The task: Determine how many lines include the word "Ἕλληνες", then give that number and nothing more.
** start of Input for this task **
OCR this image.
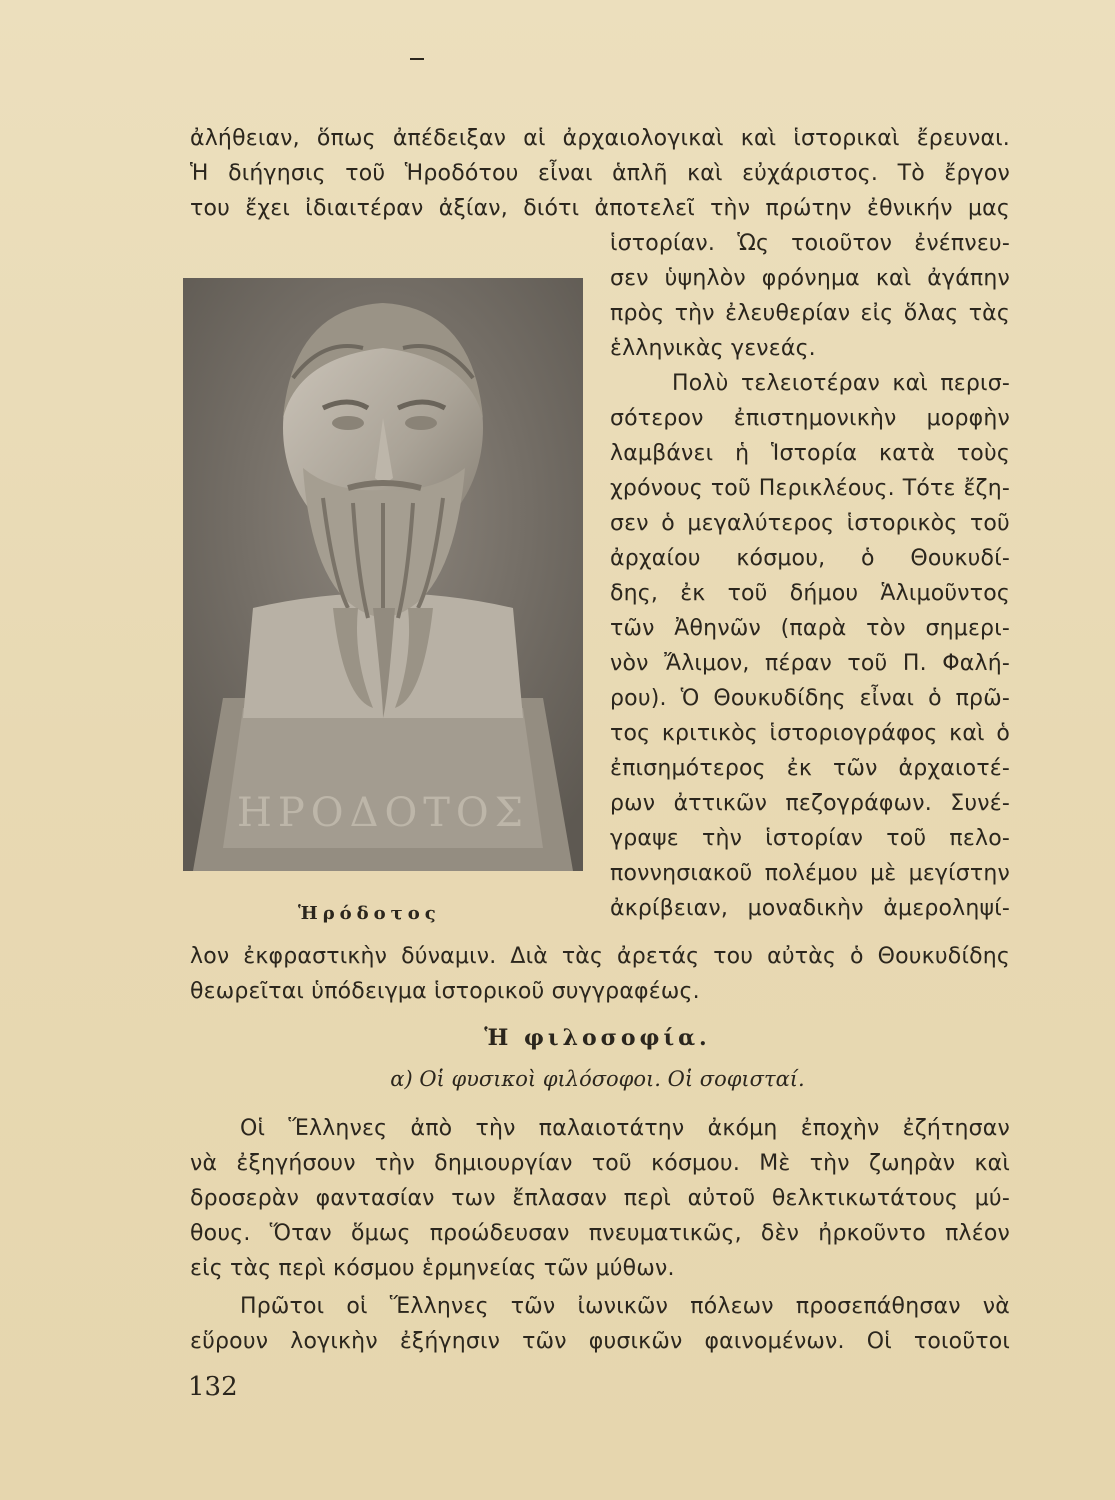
ἀλήθειαν, ὅπως ἀπέδειξαν αἱ ἀρχαιολογικαὶ καὶ ἱστορικαὶ ἔρευναι.
Ἡ διήγησις τοῦ Ἡροδότου εἶναι ἁπλῆ καὶ εὐχάριστος. Τὸ ἔργον
του ἔχει ἰδιαιτέραν ἀξίαν, διότι ἀποτελεῖ τὴν πρώτην ἐθνικήν μας
ἱστορίαν. Ὡς τοιοῦτον ἐνέπνευ-
σεν ὑψηλὸν φρόνημα καὶ ἀγάπην
πρὸς τὴν ἐλευθερίαν εἰς ὅλας τὰς
ἑλληνικὰς γενεάς.
Πολὺ τελειοτέραν καὶ περισ-
σότερον ἐπιστημονικὴν μορφὴν
λαμβάνει ἡ Ἱστορία κατὰ τοὺς
χρόνους τοῦ Περικλέους. Τότε ἔζη-
σεν ὁ μεγαλύτερος ἱστορικὸς τοῦ
ἀρχαίου κόσμου, ὁ Θουκυδί-
δης, ἐκ τοῦ δήμου Ἁλιμοῦντος
τῶν Ἀθηνῶν (παρὰ τὸν σημερι-
νὸν Ἄλιμον, πέραν τοῦ Π. Φαλή-
ρου). Ὁ Θουκυδίδης εἶναι ὁ πρῶ-
τος κριτικὸς ἱστοριογράφος καὶ ὁ
ἐπισημότερος ἐκ τῶν ἀρχαιοτέ-
ρων ἀττικῶν πεζογράφων. Συνέ-
γραψε τὴν ἱστορίαν τοῦ πελο-
ποννησιακοῦ πολέμου μὲ μεγίστην
ἀκρίβειαν, μοναδικὴν ἀμεροληψί-
ΗΡΟΔΟΤΟΣ
Ἡρόδοτος
λον ἐκφραστικὴν δύναμιν. Διὰ τὰς ἀρετάς του αὐτὰς ὁ Θουκυδίδης
θεωρεῖται ὑπόδειγμα ἱστορικοῦ συγγραφέως.
Ἡ φιλοσοφία.
α) Οἱ φυσικοὶ φιλόσοφοι. Οἱ σοφισταί.
Οἱ Ἕλληνες ἀπὸ τὴν παλαιοτάτην ἀκόμη ἐποχὴν ἐζήτησαν
νὰ ἐξηγήσουν τὴν δημιουργίαν τοῦ κόσμου. Μὲ τὴν ζωηρὰν καὶ
δροσερὰν φαντασίαν των ἔπλασαν περὶ αὐτοῦ θελκτικωτάτους μύ-
θους. Ὅταν ὅμως προώδευσαν πνευματικῶς, δὲν ἠρκοῦντο πλέον
εἰς τὰς περὶ κόσμου ἑρμηνείας τῶν μύθων.
Πρῶτοι οἱ Ἕλληνες τῶν ἰωνικῶν πόλεων προσεπάθησαν νὰ
εὕρουν λογικὴν ἐξήγησιν τῶν φυσικῶν φαινομένων. Οἱ τοιοῦτοι
132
** end of Input for this task **
Answer to this task: 2